Filter the records below for the word "title". Copy each line that holds it.

>> begin EXCERPTED RECORDS

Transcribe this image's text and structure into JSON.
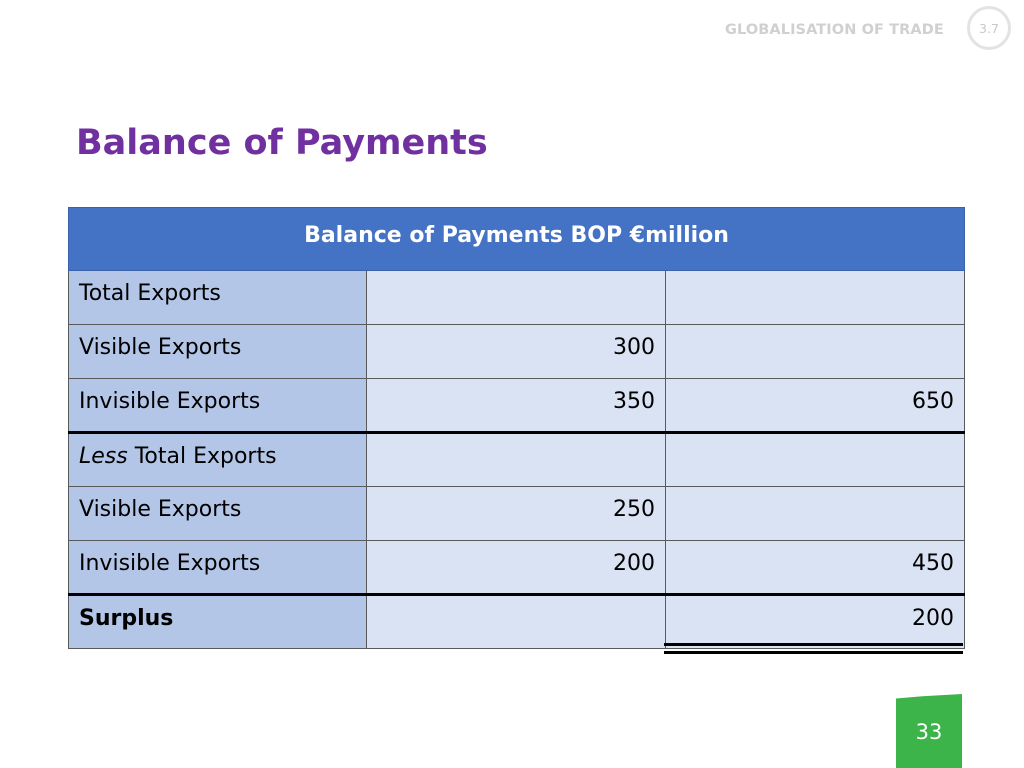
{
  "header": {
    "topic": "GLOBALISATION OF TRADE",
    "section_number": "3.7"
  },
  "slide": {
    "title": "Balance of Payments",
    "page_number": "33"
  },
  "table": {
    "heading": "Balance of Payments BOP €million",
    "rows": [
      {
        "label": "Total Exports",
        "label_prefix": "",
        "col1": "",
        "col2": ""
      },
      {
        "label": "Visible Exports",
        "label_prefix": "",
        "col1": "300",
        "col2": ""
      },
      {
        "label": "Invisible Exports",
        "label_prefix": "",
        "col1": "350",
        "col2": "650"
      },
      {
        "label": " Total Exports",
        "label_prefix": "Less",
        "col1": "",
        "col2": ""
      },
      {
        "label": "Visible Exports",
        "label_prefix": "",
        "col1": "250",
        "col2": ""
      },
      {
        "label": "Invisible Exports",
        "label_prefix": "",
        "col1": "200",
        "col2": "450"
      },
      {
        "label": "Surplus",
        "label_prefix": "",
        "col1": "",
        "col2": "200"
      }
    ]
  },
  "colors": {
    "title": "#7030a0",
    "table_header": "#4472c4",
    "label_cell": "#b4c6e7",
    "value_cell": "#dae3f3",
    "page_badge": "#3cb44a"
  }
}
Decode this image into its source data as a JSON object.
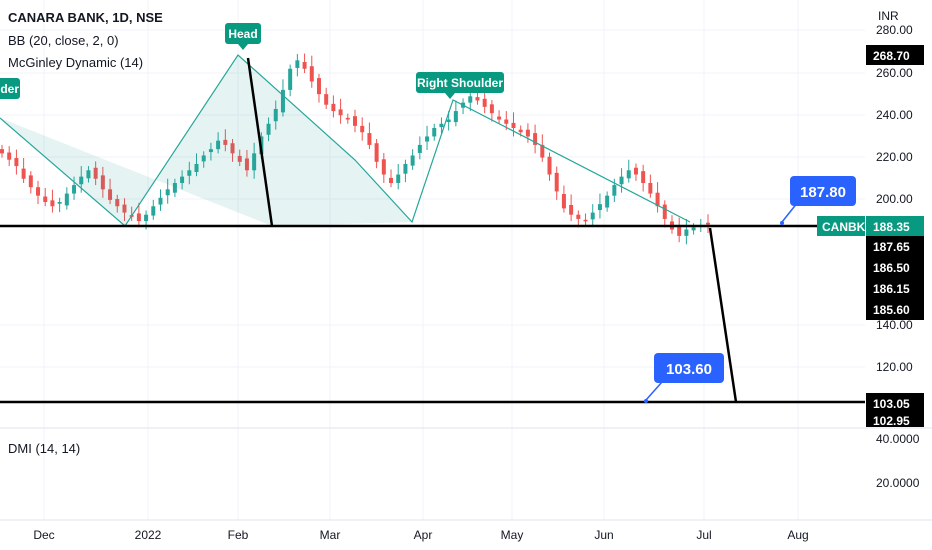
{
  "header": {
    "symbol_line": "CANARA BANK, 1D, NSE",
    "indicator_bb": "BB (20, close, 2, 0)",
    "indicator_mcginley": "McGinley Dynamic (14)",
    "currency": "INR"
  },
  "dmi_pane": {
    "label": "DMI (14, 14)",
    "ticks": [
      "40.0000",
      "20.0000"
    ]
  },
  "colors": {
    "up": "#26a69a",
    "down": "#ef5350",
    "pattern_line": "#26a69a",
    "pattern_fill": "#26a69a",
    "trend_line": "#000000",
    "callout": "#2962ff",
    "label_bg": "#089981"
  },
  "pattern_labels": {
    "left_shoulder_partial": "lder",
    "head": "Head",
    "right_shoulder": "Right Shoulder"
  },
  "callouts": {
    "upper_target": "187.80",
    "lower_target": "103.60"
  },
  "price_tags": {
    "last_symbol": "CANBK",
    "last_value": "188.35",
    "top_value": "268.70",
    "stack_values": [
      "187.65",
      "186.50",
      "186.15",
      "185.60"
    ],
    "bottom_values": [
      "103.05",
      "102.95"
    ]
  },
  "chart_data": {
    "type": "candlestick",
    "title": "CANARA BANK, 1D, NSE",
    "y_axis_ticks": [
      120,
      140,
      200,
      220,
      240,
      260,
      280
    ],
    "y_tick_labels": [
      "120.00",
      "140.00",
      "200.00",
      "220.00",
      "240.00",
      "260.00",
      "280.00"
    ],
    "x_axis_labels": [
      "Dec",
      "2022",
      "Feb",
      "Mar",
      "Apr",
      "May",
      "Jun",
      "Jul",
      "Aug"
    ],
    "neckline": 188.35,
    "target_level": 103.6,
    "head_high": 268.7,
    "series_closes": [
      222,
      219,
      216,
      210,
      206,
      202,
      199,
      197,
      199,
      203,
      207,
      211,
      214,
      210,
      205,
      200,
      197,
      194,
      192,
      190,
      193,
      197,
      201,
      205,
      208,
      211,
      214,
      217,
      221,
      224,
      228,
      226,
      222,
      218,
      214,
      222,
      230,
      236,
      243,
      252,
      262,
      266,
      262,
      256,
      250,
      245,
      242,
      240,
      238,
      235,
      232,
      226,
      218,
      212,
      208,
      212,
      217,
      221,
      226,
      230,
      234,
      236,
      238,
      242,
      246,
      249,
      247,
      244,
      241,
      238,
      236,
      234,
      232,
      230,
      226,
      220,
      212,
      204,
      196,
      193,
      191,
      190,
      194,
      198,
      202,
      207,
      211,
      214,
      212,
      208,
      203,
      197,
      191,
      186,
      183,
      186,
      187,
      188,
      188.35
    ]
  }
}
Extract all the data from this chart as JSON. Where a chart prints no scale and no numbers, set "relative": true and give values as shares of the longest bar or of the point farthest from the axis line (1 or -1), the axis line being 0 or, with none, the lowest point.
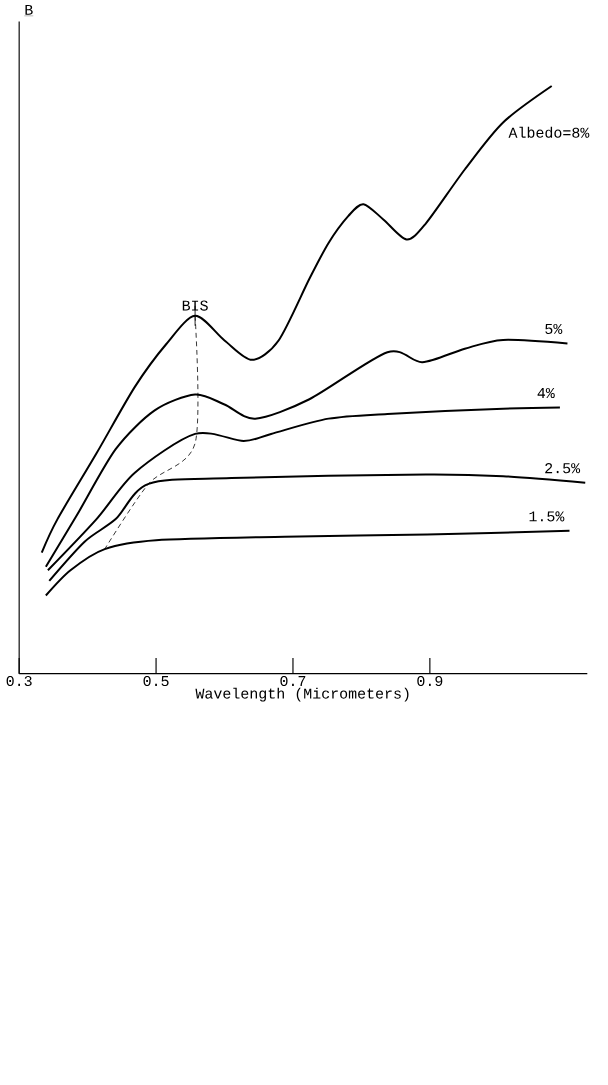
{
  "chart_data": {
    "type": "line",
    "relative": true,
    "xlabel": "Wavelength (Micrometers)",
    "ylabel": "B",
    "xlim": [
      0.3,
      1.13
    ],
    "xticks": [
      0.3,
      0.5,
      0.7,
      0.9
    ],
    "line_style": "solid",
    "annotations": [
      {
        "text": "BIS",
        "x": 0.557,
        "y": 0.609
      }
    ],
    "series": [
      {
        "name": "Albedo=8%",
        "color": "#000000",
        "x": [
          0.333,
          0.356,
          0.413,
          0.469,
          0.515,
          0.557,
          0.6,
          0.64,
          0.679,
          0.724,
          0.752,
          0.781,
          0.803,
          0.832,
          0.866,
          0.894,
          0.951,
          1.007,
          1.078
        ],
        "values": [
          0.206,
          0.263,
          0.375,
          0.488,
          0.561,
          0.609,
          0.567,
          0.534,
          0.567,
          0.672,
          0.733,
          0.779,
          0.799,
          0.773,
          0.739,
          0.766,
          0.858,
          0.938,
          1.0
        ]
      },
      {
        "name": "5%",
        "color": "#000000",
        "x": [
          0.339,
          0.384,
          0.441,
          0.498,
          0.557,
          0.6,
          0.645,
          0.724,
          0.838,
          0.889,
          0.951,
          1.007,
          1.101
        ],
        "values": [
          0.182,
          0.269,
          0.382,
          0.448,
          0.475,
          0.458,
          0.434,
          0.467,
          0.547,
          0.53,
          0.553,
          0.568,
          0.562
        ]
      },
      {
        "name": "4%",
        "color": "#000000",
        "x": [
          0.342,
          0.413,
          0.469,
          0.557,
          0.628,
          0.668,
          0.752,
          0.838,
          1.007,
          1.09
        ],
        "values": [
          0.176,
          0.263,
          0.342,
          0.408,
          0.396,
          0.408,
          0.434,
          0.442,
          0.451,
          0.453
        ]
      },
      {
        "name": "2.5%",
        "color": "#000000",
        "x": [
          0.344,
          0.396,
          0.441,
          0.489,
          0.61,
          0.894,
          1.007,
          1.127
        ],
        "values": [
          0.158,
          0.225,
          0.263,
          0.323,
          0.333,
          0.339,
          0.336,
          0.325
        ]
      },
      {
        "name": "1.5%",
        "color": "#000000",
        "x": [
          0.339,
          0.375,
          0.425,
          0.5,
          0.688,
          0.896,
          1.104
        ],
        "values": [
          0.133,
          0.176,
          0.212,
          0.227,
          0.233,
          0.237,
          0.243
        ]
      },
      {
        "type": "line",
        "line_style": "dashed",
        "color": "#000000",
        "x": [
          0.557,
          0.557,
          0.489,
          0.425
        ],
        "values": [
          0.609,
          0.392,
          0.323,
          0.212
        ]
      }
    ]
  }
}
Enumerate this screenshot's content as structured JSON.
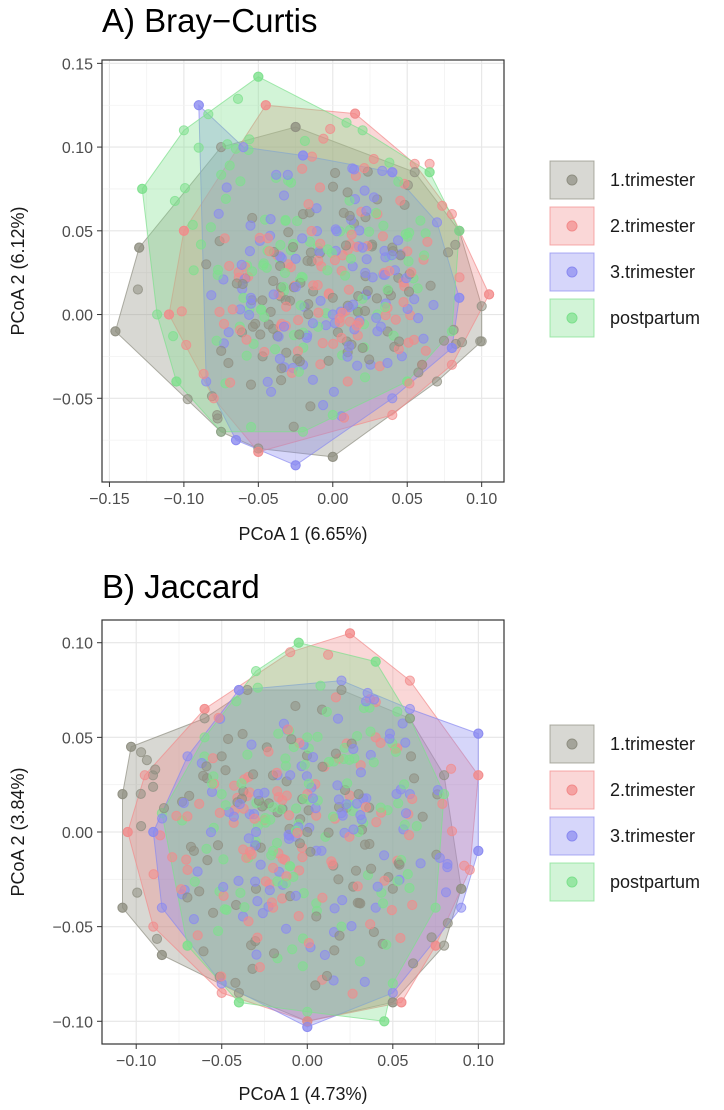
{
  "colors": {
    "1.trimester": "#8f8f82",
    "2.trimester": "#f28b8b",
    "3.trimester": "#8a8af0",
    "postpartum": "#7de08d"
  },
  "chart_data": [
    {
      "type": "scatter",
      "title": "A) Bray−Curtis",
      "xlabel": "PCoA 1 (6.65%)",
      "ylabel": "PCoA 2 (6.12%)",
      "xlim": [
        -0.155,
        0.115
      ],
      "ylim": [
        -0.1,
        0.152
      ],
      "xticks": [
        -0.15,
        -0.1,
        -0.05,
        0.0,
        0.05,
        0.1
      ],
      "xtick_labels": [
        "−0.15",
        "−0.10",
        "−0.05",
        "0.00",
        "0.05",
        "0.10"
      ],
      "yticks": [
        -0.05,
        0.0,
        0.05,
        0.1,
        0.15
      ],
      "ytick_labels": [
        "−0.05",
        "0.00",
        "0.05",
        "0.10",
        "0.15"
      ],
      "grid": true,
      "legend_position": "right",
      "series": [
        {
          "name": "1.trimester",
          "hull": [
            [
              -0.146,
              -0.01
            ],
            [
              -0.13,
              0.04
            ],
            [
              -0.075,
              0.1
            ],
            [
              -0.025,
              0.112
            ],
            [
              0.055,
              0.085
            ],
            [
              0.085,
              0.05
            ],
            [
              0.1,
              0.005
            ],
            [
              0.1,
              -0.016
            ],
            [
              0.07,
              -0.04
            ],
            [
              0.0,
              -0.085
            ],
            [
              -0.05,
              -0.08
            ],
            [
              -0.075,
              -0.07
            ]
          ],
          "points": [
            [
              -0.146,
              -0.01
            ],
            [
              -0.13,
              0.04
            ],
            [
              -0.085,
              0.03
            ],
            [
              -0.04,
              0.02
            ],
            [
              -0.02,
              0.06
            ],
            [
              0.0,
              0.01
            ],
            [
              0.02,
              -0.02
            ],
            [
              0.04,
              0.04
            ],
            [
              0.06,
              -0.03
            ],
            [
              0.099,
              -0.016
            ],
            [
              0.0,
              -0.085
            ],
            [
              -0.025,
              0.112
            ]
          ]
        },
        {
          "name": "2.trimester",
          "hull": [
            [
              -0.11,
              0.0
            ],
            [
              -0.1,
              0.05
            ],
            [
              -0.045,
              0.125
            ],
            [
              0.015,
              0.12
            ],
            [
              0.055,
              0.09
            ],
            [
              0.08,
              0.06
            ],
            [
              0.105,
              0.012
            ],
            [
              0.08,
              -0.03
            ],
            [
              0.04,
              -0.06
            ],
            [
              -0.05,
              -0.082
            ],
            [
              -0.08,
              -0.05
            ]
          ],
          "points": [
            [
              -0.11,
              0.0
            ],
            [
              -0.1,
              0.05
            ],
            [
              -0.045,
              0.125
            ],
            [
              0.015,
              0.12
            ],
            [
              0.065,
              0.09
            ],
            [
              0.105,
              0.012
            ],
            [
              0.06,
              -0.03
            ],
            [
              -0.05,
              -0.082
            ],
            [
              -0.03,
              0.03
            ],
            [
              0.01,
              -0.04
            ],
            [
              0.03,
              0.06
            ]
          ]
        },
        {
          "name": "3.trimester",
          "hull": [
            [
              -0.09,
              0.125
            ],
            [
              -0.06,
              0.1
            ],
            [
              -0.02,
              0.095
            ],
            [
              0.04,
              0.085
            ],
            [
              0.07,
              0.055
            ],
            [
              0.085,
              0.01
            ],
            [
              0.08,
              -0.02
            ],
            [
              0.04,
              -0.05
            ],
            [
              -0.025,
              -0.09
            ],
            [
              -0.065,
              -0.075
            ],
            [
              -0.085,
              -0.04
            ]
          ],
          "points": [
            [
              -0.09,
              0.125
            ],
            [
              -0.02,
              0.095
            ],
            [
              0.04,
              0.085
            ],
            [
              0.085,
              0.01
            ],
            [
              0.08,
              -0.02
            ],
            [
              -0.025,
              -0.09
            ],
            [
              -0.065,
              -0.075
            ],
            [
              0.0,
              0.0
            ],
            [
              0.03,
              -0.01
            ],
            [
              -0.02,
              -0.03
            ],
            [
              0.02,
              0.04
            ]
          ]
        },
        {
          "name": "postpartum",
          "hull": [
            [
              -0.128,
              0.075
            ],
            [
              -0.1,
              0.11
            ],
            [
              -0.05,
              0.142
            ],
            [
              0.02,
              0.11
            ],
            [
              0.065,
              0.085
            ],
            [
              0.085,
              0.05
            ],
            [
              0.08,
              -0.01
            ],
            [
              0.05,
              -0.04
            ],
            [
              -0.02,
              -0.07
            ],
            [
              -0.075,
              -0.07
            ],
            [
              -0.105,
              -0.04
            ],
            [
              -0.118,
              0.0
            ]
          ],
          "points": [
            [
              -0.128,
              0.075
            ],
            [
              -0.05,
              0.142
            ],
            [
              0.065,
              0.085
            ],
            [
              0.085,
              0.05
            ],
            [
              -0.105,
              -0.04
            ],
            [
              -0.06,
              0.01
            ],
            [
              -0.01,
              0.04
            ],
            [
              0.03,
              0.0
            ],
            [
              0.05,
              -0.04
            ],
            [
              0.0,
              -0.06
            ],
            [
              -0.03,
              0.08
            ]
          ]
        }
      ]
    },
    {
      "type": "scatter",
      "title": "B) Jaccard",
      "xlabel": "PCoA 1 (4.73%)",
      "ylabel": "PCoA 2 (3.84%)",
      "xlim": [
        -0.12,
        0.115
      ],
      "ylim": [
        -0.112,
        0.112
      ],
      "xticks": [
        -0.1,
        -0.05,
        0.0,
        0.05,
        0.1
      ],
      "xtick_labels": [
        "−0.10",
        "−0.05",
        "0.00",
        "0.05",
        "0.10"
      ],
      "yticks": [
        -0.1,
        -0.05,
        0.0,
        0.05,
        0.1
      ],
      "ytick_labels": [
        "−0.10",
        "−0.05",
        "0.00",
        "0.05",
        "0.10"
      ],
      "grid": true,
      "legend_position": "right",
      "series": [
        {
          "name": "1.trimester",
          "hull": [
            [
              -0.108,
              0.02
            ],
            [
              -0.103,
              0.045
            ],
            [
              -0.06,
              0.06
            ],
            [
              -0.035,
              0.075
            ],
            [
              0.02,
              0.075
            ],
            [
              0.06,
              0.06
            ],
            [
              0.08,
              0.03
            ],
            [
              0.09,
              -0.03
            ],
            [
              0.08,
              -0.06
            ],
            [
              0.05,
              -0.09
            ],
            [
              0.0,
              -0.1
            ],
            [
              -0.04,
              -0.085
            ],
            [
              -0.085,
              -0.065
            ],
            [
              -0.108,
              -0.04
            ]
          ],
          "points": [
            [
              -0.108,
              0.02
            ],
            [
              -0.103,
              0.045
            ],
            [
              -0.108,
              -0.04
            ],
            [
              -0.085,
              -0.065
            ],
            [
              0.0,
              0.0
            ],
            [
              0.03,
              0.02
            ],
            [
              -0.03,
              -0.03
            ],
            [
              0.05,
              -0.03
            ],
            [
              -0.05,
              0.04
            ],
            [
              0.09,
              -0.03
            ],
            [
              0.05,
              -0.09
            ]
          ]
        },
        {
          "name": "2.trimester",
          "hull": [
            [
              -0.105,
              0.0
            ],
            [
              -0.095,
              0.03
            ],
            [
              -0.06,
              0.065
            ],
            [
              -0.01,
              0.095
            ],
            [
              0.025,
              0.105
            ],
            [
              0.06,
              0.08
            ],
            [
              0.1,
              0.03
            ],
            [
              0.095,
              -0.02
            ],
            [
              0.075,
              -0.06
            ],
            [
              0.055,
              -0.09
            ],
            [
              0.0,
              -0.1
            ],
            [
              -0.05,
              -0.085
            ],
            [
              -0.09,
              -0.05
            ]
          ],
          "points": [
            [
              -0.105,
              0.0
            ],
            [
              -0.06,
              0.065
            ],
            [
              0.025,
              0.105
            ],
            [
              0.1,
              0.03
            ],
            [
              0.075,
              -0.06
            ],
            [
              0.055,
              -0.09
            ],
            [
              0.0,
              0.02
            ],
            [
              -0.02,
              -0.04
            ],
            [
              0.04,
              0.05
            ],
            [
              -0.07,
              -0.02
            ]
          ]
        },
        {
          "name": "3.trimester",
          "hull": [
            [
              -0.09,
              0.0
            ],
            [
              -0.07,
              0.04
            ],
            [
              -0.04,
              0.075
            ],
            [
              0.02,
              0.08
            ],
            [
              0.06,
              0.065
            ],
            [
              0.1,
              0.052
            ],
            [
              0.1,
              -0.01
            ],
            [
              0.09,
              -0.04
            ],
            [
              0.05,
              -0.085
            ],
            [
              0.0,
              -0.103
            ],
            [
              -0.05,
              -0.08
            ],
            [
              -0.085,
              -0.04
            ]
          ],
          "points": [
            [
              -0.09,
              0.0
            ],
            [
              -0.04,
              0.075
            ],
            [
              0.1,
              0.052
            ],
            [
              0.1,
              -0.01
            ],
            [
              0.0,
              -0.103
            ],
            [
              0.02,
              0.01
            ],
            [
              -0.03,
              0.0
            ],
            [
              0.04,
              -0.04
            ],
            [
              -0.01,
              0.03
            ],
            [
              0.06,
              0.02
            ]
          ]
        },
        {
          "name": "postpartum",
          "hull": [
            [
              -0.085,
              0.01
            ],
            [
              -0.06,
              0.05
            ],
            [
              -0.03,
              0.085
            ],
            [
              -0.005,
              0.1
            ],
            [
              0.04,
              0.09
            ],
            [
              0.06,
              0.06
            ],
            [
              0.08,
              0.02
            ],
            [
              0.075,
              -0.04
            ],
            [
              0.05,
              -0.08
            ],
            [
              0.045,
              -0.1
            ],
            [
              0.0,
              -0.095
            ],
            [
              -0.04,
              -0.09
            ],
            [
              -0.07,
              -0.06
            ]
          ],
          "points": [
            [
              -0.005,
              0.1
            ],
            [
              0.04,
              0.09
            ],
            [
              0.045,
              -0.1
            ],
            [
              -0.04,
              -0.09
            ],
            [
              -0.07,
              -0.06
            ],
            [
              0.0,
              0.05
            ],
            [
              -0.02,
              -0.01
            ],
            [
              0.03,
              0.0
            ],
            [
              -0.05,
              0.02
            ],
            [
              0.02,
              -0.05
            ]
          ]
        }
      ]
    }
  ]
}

>> end EXCERPTED RECORDS

■ **RESULT OF THIS EXERCISE**
    "title": "Balance of Payments",
    "title": "#7030a0",
    "title": "CANARA BANK, 1D, NSE",
      "title": "A) Bray−Curtis",
      "title": "B) Jaccard",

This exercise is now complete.